What needs to be done:
Each line that holds the word "name" counts once. Give the total number of such lines and nothing else.

== Provided records ==

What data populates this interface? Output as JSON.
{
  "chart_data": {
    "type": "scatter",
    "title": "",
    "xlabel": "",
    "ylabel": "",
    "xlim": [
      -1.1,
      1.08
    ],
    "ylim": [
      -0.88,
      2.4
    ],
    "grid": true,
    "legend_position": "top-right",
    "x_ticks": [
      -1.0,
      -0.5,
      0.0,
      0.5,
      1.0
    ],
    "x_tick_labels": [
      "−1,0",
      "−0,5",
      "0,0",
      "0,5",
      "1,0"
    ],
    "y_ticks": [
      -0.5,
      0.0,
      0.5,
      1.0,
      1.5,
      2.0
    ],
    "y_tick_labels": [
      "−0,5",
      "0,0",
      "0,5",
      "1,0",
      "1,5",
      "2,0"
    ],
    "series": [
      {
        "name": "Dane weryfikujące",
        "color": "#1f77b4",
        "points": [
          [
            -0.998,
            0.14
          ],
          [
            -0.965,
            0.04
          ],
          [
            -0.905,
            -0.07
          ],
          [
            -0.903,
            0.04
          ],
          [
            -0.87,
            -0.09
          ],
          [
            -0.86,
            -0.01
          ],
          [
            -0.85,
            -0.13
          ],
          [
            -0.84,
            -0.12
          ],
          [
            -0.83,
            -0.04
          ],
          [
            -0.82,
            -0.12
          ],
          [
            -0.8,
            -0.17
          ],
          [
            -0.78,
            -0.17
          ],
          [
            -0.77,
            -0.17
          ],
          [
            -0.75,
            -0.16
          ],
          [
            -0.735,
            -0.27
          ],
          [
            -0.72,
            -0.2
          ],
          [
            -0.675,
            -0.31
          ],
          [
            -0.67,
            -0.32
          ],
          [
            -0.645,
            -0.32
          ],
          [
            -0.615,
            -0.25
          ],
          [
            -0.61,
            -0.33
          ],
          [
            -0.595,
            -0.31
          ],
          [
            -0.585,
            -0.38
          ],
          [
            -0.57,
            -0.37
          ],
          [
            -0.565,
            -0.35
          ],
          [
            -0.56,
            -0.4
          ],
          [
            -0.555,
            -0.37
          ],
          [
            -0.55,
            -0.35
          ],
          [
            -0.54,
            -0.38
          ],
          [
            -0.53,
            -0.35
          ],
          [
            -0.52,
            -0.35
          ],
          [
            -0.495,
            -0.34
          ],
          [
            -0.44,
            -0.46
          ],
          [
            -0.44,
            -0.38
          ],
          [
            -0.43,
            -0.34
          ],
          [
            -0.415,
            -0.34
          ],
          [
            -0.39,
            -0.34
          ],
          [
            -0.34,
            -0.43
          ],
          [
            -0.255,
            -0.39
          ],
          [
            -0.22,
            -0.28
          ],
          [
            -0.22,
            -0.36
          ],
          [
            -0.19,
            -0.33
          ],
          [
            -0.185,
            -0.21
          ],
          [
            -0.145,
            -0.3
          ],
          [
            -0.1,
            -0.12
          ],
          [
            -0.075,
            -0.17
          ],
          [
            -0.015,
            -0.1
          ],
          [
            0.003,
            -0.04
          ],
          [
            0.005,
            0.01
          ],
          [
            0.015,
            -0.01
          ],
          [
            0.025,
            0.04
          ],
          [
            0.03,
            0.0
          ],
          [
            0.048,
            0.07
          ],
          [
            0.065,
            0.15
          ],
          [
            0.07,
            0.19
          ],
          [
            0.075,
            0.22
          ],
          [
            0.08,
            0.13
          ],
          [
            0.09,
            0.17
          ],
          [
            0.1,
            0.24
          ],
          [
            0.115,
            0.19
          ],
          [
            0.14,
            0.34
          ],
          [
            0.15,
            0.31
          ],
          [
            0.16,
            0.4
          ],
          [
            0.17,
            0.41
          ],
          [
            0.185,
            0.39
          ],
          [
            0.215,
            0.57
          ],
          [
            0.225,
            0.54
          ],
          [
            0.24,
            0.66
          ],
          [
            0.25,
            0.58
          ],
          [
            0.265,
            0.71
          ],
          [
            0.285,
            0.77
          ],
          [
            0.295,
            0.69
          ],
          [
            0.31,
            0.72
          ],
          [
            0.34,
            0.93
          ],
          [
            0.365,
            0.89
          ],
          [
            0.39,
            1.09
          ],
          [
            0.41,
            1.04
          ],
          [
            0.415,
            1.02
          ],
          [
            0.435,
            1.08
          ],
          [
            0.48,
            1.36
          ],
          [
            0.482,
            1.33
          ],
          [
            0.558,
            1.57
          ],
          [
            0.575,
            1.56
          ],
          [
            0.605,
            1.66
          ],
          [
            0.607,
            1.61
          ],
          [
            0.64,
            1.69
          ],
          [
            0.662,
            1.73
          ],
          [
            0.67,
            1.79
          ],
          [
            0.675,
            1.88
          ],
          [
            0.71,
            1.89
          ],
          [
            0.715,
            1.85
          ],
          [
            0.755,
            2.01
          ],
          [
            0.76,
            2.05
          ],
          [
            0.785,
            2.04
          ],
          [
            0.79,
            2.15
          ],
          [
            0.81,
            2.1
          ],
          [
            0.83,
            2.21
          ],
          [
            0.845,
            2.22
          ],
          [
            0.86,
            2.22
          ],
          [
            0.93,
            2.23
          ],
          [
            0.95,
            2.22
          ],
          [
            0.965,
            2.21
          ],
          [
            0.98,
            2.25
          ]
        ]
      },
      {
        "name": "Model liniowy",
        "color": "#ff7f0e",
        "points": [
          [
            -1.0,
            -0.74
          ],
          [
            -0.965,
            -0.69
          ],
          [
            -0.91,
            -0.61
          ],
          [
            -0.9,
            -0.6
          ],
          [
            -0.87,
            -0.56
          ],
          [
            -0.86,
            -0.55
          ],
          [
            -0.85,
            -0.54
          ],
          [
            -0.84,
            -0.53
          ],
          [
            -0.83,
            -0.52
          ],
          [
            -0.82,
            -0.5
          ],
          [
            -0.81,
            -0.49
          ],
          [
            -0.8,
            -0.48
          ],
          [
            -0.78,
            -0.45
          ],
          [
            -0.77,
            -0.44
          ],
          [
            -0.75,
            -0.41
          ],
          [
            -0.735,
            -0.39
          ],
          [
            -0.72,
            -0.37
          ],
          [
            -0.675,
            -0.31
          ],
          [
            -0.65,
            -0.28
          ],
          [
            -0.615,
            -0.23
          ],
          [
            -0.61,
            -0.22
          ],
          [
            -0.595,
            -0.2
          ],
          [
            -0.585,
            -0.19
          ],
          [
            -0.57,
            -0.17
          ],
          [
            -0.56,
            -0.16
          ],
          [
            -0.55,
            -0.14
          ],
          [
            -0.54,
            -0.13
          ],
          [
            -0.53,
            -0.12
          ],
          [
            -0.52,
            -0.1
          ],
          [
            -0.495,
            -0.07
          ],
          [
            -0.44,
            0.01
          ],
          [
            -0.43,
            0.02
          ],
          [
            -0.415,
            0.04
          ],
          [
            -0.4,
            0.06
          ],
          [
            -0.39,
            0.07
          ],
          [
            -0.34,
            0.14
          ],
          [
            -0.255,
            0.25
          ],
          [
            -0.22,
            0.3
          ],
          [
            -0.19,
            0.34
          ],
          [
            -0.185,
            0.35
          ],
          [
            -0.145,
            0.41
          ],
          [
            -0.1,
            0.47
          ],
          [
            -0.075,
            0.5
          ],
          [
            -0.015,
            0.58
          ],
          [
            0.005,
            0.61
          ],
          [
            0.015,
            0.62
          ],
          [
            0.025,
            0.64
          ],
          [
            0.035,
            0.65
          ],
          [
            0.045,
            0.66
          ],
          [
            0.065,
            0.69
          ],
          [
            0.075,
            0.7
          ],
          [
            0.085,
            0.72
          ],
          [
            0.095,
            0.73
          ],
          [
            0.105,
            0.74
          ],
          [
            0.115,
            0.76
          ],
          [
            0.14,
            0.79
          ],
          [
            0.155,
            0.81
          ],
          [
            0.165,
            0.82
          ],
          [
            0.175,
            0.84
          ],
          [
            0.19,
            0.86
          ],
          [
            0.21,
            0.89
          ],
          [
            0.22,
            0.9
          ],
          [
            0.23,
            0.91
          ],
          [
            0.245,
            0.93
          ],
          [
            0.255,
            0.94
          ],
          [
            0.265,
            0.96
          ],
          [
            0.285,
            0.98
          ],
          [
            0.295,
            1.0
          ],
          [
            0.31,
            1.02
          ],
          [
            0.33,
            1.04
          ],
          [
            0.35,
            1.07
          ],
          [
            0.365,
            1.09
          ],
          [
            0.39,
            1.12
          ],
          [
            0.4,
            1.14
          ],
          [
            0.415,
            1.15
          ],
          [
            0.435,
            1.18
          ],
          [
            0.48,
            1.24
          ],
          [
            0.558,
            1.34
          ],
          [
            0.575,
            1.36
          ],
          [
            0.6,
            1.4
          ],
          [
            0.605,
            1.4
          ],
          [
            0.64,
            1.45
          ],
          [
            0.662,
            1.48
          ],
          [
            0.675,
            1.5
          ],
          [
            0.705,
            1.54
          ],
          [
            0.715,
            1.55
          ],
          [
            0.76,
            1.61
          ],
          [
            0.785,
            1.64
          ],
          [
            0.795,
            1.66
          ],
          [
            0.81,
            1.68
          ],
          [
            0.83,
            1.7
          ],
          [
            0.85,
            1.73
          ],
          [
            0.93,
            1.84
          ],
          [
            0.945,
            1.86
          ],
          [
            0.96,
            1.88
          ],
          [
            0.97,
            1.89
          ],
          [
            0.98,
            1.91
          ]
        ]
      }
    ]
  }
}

===

Solution to this problem:
2